INSTRUCTIONS TO FOLLOW: Your task is to repeat the entries exactly. Leave the pictures out.

STORED RECORDS:
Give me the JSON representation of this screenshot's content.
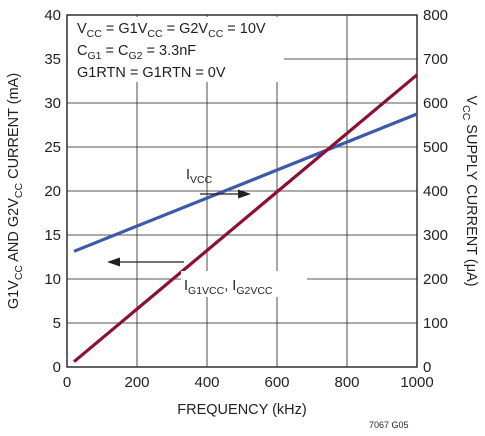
{
  "chart_data": {
    "type": "line",
    "x": [
      20,
      1000
    ],
    "xlabel": "FREQUENCY (kHz)",
    "xlim": [
      0,
      1000
    ],
    "xticks": [
      "0",
      "200",
      "400",
      "600",
      "800",
      "1000"
    ],
    "y_left": {
      "label_parts": [
        "G1V",
        "CC",
        " AND G2V",
        "CC",
        " CURRENT (mA)"
      ],
      "ylim": [
        0,
        40
      ],
      "ticks": [
        "0",
        "5",
        "10",
        "15",
        "20",
        "25",
        "30",
        "35",
        "40"
      ]
    },
    "y_right": {
      "label_parts": [
        "V",
        "CC",
        " SUPPLY CURRENT (μA)"
      ],
      "ylim": [
        0,
        800
      ],
      "ticks": [
        "0",
        "100",
        "200",
        "300",
        "400",
        "500",
        "600",
        "700",
        "800"
      ]
    },
    "grid": true,
    "series": [
      {
        "name_parts": [
          "I",
          "VCC"
        ],
        "axis": "right",
        "color": "#3a5ba9",
        "x": [
          20,
          1000
        ],
        "values": [
          263,
          575
        ]
      },
      {
        "name_parts": [
          "I",
          "G1VCC",
          ", I",
          "G2VCC"
        ],
        "axis": "left",
        "color": "#8c1035",
        "x": [
          20,
          1000
        ],
        "values": [
          0.6,
          33.2
        ]
      }
    ],
    "conditions": [
      {
        "parts": [
          "V",
          "CC",
          " = G1V",
          "CC",
          " = G2V",
          "CC",
          " = 10V"
        ]
      },
      {
        "parts": [
          "C",
          "G1",
          " = C",
          "G2",
          " = 3.3nF"
        ]
      },
      {
        "parts": [
          "G1RTN = G1RTN = 0V"
        ]
      }
    ],
    "figure_code": "7067 G05"
  }
}
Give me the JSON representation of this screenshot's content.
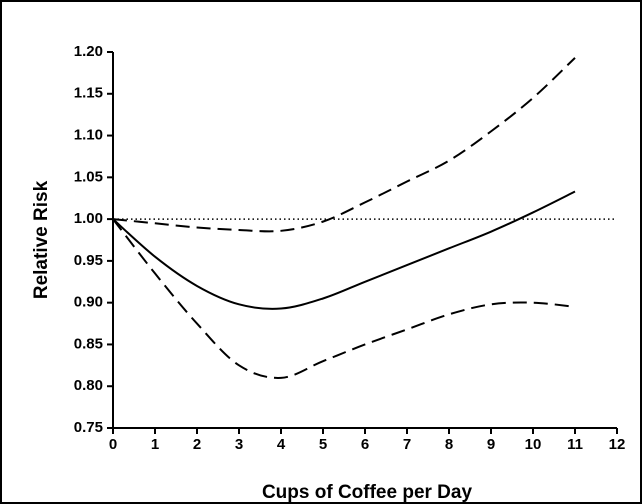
{
  "chart_data": {
    "type": "line",
    "xlabel": "Cups of Coffee per Day",
    "ylabel": "Relative Risk",
    "x": [
      0,
      1,
      2,
      3,
      4,
      5,
      6,
      7,
      8,
      9,
      10,
      11
    ],
    "series": [
      {
        "color": "#000000",
        "style": "solid",
        "values": [
          1.0,
          0.955,
          0.92,
          0.898,
          0.893,
          0.905,
          0.925,
          0.945,
          0.965,
          0.985,
          1.008,
          1.033
        ]
      },
      {
        "color": "#000000",
        "style": "dashed",
        "values": [
          1.0,
          0.995,
          0.99,
          0.987,
          0.986,
          0.997,
          1.02,
          1.045,
          1.07,
          1.105,
          1.145,
          1.193
        ]
      },
      {
        "color": "#000000",
        "style": "dashed",
        "values": [
          1.0,
          0.935,
          0.875,
          0.825,
          0.81,
          0.83,
          0.85,
          0.868,
          0.886,
          0.898,
          0.9,
          0.895
        ]
      }
    ],
    "hline": 1.0,
    "xlim": [
      0,
      12
    ],
    "xticks": [
      0,
      1,
      2,
      3,
      4,
      5,
      6,
      7,
      8,
      9,
      10,
      11,
      12
    ],
    "ylim": [
      0.75,
      1.2
    ],
    "yticks": [
      {
        "value": 0.75,
        "label": "0.75"
      },
      {
        "value": 0.8,
        "label": "0.80"
      },
      {
        "value": 0.85,
        "label": "0.85"
      },
      {
        "value": 0.9,
        "label": "0.90"
      },
      {
        "value": 0.95,
        "label": "0.95"
      },
      {
        "value": 1.0,
        "label": "1.00"
      },
      {
        "value": 1.05,
        "label": "1.05"
      },
      {
        "value": 1.1,
        "label": "1.10"
      },
      {
        "value": 1.15,
        "label": "1.15"
      },
      {
        "value": 1.2,
        "label": "1.20"
      }
    ]
  }
}
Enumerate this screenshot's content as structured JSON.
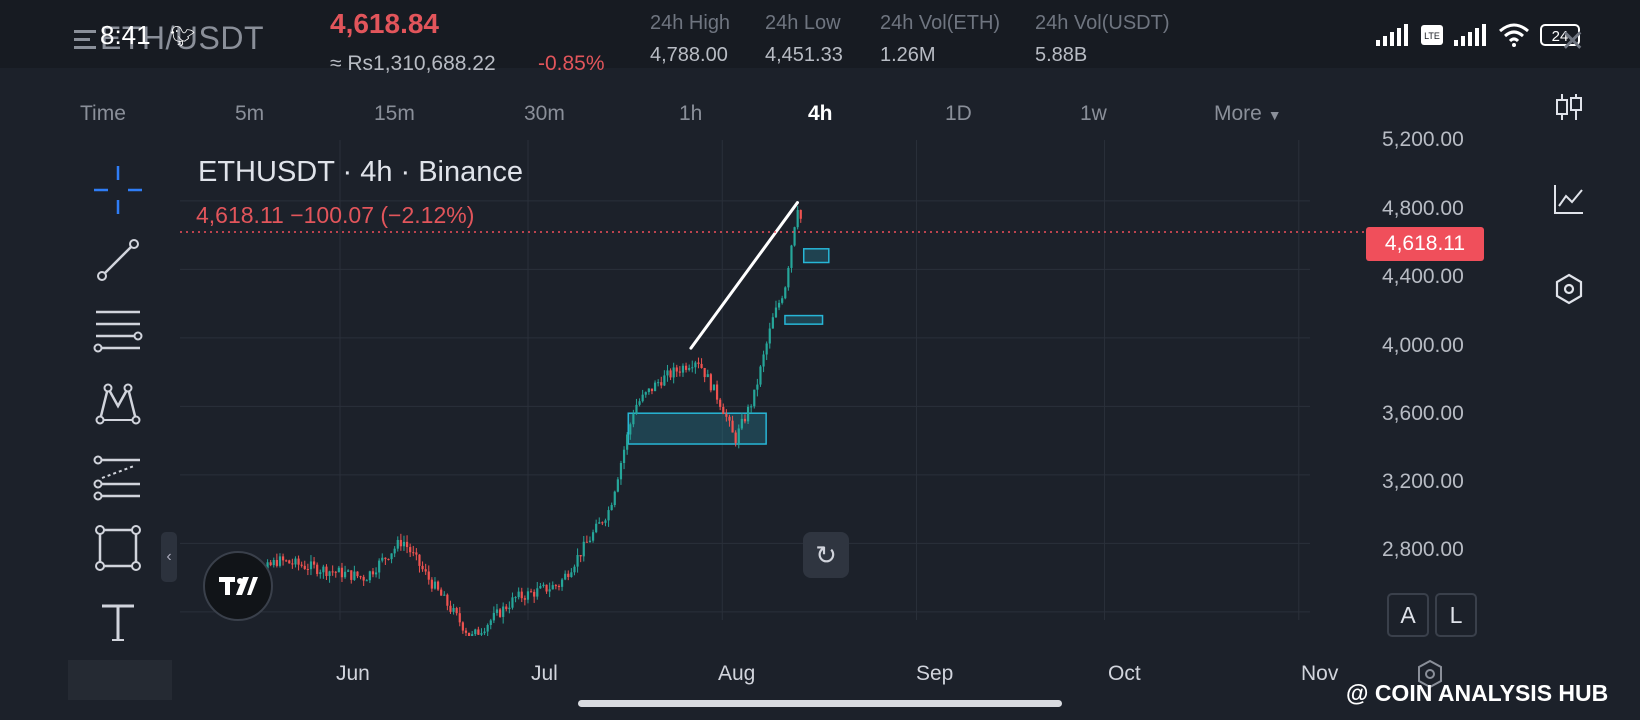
{
  "status": {
    "time": "8:41",
    "battery": "24"
  },
  "ticker": {
    "pair": "ETH/USDT",
    "last_price": "4,618.84",
    "fiat_price": "≈ Rs1,310,688.22",
    "change_pct": "-0.85%",
    "stats": [
      {
        "label": "24h High",
        "value": "4,788.00"
      },
      {
        "label": "24h Low",
        "value": "4,451.33"
      },
      {
        "label": "24h Vol(ETH)",
        "value": "1.26M"
      },
      {
        "label": "24h Vol(USDT)",
        "value": "5.88B"
      }
    ]
  },
  "timeframes": [
    "Time",
    "5m",
    "15m",
    "30m",
    "1h",
    "4h",
    "1D",
    "1w",
    "More"
  ],
  "active_timeframe": "4h",
  "chart": {
    "title": "ETHUSDT · 4h · Binance",
    "quote": "4,618.11  −100.07 (−2.12%)",
    "current_price_badge": "4,618.11",
    "scale_buttons": [
      "A",
      "L"
    ]
  },
  "chart_data": {
    "type": "candlestick",
    "symbol": "ETHUSDT",
    "interval": "4h",
    "exchange": "Binance",
    "y_ticks": [
      "5,200.00",
      "4,800.00",
      "4,400.00",
      "4,000.00",
      "3,600.00",
      "3,200.00",
      "2,800.00"
    ],
    "x_ticks": [
      "Jun",
      "Jul",
      "Aug",
      "Sep",
      "Oct",
      "Nov"
    ],
    "ylim": [
      2400,
      5200
    ],
    "current_price": 4618.11,
    "approx_path": [
      {
        "date": "May 15",
        "price": 2500
      },
      {
        "date": "May 22",
        "price": 2700
      },
      {
        "date": "May 29",
        "price": 2650
      },
      {
        "date": "Jun 5",
        "price": 2600
      },
      {
        "date": "Jun 11",
        "price": 2820
      },
      {
        "date": "Jun 15",
        "price": 2600
      },
      {
        "date": "Jun 22",
        "price": 2250
      },
      {
        "date": "Jun 29",
        "price": 2480
      },
      {
        "date": "Jul 6",
        "price": 2560
      },
      {
        "date": "Jul 10",
        "price": 2780
      },
      {
        "date": "Jul 14",
        "price": 3000
      },
      {
        "date": "Jul 18",
        "price": 3600
      },
      {
        "date": "Jul 22",
        "price": 3750
      },
      {
        "date": "Jul 28",
        "price": 3880
      },
      {
        "date": "Aug 1",
        "price": 3600
      },
      {
        "date": "Aug 3",
        "price": 3400
      },
      {
        "date": "Aug 6",
        "price": 3650
      },
      {
        "date": "Aug 9",
        "price": 4100
      },
      {
        "date": "Aug 11",
        "price": 4300
      },
      {
        "date": "Aug 13",
        "price": 4780
      },
      {
        "date": "Aug 14",
        "price": 4618
      }
    ],
    "drawn_trendline": {
      "from": {
        "date": "Jul 27",
        "price": 3940
      },
      "to": {
        "date": "Aug 13",
        "price": 4790
      }
    },
    "zones": [
      {
        "from": "Jul 17",
        "to": "Aug 8",
        "low": 3380,
        "high": 3560
      },
      {
        "from": "Aug 11",
        "to": "Aug 17",
        "low": 4080,
        "high": 4130
      },
      {
        "from": "Aug 14",
        "to": "Aug 18",
        "low": 4440,
        "high": 4520
      }
    ]
  },
  "tools": [
    "crosshair-tool",
    "trendline-tool",
    "fib-tool",
    "pattern-tool",
    "prediction-tool",
    "shape-tool",
    "text-tool"
  ],
  "watermark": "@ COIN ANALYSIS HUB"
}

RESULT OF THE TASK:
Give me the JSON representation of this screenshot's content.
{
  "chart_data": {
    "type": "line",
    "x": [
      20,
      1000
    ],
    "xlabel": "FREQUENCY (kHz)",
    "xlim": [
      0,
      1000
    ],
    "xticks": [
      "0",
      "200",
      "400",
      "600",
      "800",
      "1000"
    ],
    "y_left": {
      "label_parts": [
        "G1V",
        "CC",
        " AND G2V",
        "CC",
        " CURRENT (mA)"
      ],
      "ylim": [
        0,
        40
      ],
      "ticks": [
        "0",
        "5",
        "10",
        "15",
        "20",
        "25",
        "30",
        "35",
        "40"
      ]
    },
    "y_right": {
      "label_parts": [
        "V",
        "CC",
        " SUPPLY CURRENT (μA)"
      ],
      "ylim": [
        0,
        800
      ],
      "ticks": [
        "0",
        "100",
        "200",
        "300",
        "400",
        "500",
        "600",
        "700",
        "800"
      ]
    },
    "grid": true,
    "series": [
      {
        "name_parts": [
          "I",
          "VCC"
        ],
        "axis": "right",
        "color": "#3a5ba9",
        "x": [
          20,
          1000
        ],
        "values": [
          263,
          575
        ]
      },
      {
        "name_parts": [
          "I",
          "G1VCC",
          ", I",
          "G2VCC"
        ],
        "axis": "left",
        "color": "#8c1035",
        "x": [
          20,
          1000
        ],
        "values": [
          0.6,
          33.2
        ]
      }
    ],
    "conditions": [
      {
        "parts": [
          "V",
          "CC",
          " = G1V",
          "CC",
          " = G2V",
          "CC",
          " = 10V"
        ]
      },
      {
        "parts": [
          "C",
          "G1",
          " = C",
          "G2",
          " = 3.3nF"
        ]
      },
      {
        "parts": [
          "G1RTN = G1RTN = 0V"
        ]
      }
    ],
    "figure_code": "7067 G05"
  }
}
Give me the JSON representation of this screenshot's content.
{
  "chart_data": {
    "type": "line",
    "xlabel": "Cups of Coffee per Day",
    "ylabel": "Relative Risk",
    "x": [
      0,
      1,
      2,
      3,
      4,
      5,
      6,
      7,
      8,
      9,
      10,
      11
    ],
    "series": [
      {
        "color": "#000000",
        "style": "solid",
        "values": [
          1.0,
          0.955,
          0.92,
          0.898,
          0.893,
          0.905,
          0.925,
          0.945,
          0.965,
          0.985,
          1.008,
          1.033
        ]
      },
      {
        "color": "#000000",
        "style": "dashed",
        "values": [
          1.0,
          0.995,
          0.99,
          0.987,
          0.986,
          0.997,
          1.02,
          1.045,
          1.07,
          1.105,
          1.145,
          1.193
        ]
      },
      {
        "color": "#000000",
        "style": "dashed",
        "values": [
          1.0,
          0.935,
          0.875,
          0.825,
          0.81,
          0.83,
          0.85,
          0.868,
          0.886,
          0.898,
          0.9,
          0.895
        ]
      }
    ],
    "hline": 1.0,
    "xlim": [
      0,
      12
    ],
    "xticks": [
      0,
      1,
      2,
      3,
      4,
      5,
      6,
      7,
      8,
      9,
      10,
      11,
      12
    ],
    "ylim": [
      0.75,
      1.2
    ],
    "yticks": [
      {
        "value": 0.75,
        "label": "0.75"
      },
      {
        "value": 0.8,
        "label": "0.80"
      },
      {
        "value": 0.85,
        "label": "0.85"
      },
      {
        "value": 0.9,
        "label": "0.90"
      },
      {
        "value": 0.95,
        "label": "0.95"
      },
      {
        "value": 1.0,
        "label": "1.00"
      },
      {
        "value": 1.05,
        "label": "1.05"
      },
      {
        "value": 1.1,
        "label": "1.10"
      },
      {
        "value": 1.15,
        "label": "1.15"
      },
      {
        "value": 1.2,
        "label": "1.20"
      }
    ]
  }
}
Enumerate this screenshot's content as structured JSON.
{
  "status": {
    "time": "8:41",
    "battery": "24"
  },
  "ticker": {
    "pair": "ETH/USDT",
    "last_price": "4,618.84",
    "fiat_price": "≈ Rs1,310,688.22",
    "change_pct": "-0.85%",
    "stats": [
      {
        "label": "24h High",
        "value": "4,788.00"
      },
      {
        "label": "24h Low",
        "value": "4,451.33"
      },
      {
        "label": "24h Vol(ETH)",
        "value": "1.26M"
      },
      {
        "label": "24h Vol(USDT)",
        "value": "5.88B"
      }
    ]
  },
  "timeframes": [
    "Time",
    "5m",
    "15m",
    "30m",
    "1h",
    "4h",
    "1D",
    "1w",
    "More"
  ],
  "active_timeframe": "4h",
  "chart": {
    "title": "ETHUSDT · 4h · Binance",
    "quote": "4,618.11  −100.07 (−2.12%)",
    "current_price_badge": "4,618.11",
    "scale_buttons": [
      "A",
      "L"
    ]
  },
  "chart_data": {
    "type": "candlestick",
    "symbol": "ETHUSDT",
    "interval": "4h",
    "exchange": "Binance",
    "y_ticks": [
      "5,200.00",
      "4,800.00",
      "4,400.00",
      "4,000.00",
      "3,600.00",
      "3,200.00",
      "2,800.00"
    ],
    "x_ticks": [
      "Jun",
      "Jul",
      "Aug",
      "Sep",
      "Oct",
      "Nov"
    ],
    "ylim": [
      2400,
      5200
    ],
    "current_price": 4618.11,
    "approx_path": [
      {
        "date": "May 15",
        "price": 2500
      },
      {
        "date": "May 22",
        "price": 2700
      },
      {
        "date": "May 29",
        "price": 2650
      },
      {
        "date": "Jun 5",
        "price": 2600
      },
      {
        "date": "Jun 11",
        "price": 2820
      },
      {
        "date": "Jun 15",
        "price": 2600
      },
      {
        "date": "Jun 22",
        "price": 2250
      },
      {
        "date": "Jun 29",
        "price": 2480
      },
      {
        "date": "Jul 6",
        "price": 2560
      },
      {
        "date": "Jul 10",
        "price": 2780
      },
      {
        "date": "Jul 14",
        "price": 3000
      },
      {
        "date": "Jul 18",
        "price": 3600
      },
      {
        "date": "Jul 22",
        "price": 3750
      },
      {
        "date": "Jul 28",
        "price": 3880
      },
      {
        "date": "Aug 1",
        "price": 3600
      },
      {
        "date": "Aug 3",
        "price": 3400
      },
      {
        "date": "Aug 6",
        "price": 3650
      },
      {
        "date": "Aug 9",
        "price": 4100
      },
      {
        "date": "Aug 11",
        "price": 4300
      },
      {
        "date": "Aug 13",
        "price": 4780
      },
      {
        "date": "Aug 14",
        "price": 4618
      }
    ],
    "drawn_trendline": {
      "from": {
        "date": "Jul 27",
        "price": 3940
      },
      "to": {
        "date": "Aug 13",
        "price": 4790
      }
    },
    "zones": [
      {
        "from": "Jul 17",
        "to": "Aug 8",
        "low": 3380,
        "high": 3560
      },
      {
        "from": "Aug 11",
        "to": "Aug 17",
        "low": 4080,
        "high": 4130
      },
      {
        "from": "Aug 14",
        "to": "Aug 18",
        "low": 4440,
        "high": 4520
      }
    ]
  },
  "tools": [
    "crosshair-tool",
    "trendline-tool",
    "fib-tool",
    "pattern-tool",
    "prediction-tool",
    "shape-tool",
    "text-tool"
  ],
  "watermark": "@ COIN ANALYSIS HUB"
}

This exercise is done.